** EXERCISE DIRECTIONS **
Write out the passage on Michael Frenzel word for word, starting at "Michael Frenzel (born" and ending at "holds a doctorate.".

** PASSAGE PROVIDED **

Michael Frenzel (born 2 March 1947) is a German business executive. He was the chief executive officer of TUI AG from 1994 to 2013. Since 2018 he is a World Travel and Tourism Council ambassador. He studied law and holds a doctorate.

== Early life and education ==
Frenzel was born in Leipzig, at the time in Allied-occupied Germany, on 2 March 1947. When aged nine, he escaped to West Germany with his father and lived in a refugee camp for three years. He attended the Ruhr University Bochum, studying law. He worked at the university as a scientific assistant, and graduated with a doctoral degree in law.

==Career==
He joined Westdeutsche Landesbank in 1981.

In 1988 Frenzel joined Preussag AG as an executive responsible for trading and logistics. He was promoted to the position of chief executive officer in January 1994.

** INFORMATION SUPPLIED **
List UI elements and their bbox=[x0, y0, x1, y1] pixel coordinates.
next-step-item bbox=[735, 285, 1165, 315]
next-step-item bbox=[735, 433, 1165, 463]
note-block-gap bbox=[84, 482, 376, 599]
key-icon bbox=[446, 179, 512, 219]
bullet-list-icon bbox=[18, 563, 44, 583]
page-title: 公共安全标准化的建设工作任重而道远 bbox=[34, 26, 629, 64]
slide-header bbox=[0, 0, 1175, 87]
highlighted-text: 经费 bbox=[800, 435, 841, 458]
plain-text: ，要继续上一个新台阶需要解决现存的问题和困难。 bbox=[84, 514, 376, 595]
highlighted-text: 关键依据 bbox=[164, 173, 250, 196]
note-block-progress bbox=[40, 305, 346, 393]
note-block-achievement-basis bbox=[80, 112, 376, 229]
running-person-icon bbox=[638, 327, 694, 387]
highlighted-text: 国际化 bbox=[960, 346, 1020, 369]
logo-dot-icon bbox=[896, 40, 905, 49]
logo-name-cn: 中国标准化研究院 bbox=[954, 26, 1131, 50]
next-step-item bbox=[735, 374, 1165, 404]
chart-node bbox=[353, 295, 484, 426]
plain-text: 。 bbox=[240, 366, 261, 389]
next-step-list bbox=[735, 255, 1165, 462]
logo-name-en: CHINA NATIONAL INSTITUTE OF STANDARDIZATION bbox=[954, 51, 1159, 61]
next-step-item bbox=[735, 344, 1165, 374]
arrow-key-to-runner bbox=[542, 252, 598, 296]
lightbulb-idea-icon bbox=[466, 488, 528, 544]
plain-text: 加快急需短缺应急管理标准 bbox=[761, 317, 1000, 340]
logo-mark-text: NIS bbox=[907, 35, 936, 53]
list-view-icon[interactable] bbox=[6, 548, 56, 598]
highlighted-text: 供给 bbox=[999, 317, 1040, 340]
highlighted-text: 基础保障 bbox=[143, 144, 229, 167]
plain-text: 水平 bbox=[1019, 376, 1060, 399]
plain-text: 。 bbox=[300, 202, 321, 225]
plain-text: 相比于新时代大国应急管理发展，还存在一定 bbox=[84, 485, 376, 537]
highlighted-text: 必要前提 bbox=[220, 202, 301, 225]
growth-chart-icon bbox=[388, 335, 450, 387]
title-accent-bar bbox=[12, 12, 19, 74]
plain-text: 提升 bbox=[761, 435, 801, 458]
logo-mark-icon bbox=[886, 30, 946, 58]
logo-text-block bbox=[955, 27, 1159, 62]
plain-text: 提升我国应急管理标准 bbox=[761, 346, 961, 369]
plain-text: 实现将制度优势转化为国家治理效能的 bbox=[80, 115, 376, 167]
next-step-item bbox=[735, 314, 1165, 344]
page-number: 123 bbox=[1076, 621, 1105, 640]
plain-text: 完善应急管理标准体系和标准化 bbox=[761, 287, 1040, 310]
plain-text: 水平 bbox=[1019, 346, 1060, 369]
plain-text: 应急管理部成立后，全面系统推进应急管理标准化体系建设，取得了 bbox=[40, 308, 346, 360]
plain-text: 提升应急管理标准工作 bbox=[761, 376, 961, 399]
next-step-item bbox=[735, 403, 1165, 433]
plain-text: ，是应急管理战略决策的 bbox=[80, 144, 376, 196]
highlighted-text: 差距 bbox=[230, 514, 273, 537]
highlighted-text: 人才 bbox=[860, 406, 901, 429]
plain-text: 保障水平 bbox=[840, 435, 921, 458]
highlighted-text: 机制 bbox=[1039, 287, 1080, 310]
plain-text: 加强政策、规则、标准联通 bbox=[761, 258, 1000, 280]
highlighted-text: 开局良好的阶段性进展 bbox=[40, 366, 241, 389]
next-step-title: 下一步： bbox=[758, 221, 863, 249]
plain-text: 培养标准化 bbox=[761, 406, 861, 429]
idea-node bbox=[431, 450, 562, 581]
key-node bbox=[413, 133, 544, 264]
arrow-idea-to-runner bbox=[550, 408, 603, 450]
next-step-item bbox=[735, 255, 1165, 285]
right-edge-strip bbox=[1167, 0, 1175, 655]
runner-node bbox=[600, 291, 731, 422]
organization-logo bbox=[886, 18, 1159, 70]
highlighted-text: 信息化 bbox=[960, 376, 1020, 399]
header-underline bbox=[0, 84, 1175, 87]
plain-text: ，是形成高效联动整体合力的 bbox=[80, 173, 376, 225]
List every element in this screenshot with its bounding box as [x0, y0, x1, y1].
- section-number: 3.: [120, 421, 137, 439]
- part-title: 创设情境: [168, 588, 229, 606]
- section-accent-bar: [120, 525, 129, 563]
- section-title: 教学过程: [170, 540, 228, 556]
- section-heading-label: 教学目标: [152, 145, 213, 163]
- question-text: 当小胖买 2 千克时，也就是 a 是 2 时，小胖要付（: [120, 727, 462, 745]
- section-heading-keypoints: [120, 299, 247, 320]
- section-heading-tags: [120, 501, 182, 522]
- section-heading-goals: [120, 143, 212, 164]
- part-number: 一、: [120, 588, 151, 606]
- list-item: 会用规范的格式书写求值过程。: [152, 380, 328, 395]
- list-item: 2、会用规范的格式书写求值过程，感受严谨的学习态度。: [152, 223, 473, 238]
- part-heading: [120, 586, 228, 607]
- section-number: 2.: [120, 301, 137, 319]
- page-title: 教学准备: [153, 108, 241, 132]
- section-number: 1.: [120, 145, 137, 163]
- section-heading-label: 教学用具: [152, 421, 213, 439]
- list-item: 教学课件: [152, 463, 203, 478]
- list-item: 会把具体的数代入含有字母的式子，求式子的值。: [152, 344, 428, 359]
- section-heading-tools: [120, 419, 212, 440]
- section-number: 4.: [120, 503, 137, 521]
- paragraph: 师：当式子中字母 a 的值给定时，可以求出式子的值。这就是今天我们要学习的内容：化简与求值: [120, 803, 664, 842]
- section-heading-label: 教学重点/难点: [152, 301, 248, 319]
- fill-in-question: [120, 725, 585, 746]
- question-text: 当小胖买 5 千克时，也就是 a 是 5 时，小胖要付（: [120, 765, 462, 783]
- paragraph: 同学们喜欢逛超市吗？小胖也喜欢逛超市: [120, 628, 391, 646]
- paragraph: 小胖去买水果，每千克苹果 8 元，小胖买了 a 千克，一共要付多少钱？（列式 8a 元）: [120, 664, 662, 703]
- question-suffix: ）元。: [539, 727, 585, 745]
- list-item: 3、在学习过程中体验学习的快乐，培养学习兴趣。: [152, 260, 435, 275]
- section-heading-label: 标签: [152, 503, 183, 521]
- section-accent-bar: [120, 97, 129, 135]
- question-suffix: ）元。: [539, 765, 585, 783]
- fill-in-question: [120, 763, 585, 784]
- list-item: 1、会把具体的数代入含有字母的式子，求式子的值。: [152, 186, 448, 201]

** RESPONSE BELOW **
Michael Frenzel (born 2 March 1947) is a German business executive. He was the chief executive officer of TUI AG from 1994 to 2013. Since 2018 he is a World Travel and Tourism Council ambassador. He studied law and holds a doctorate.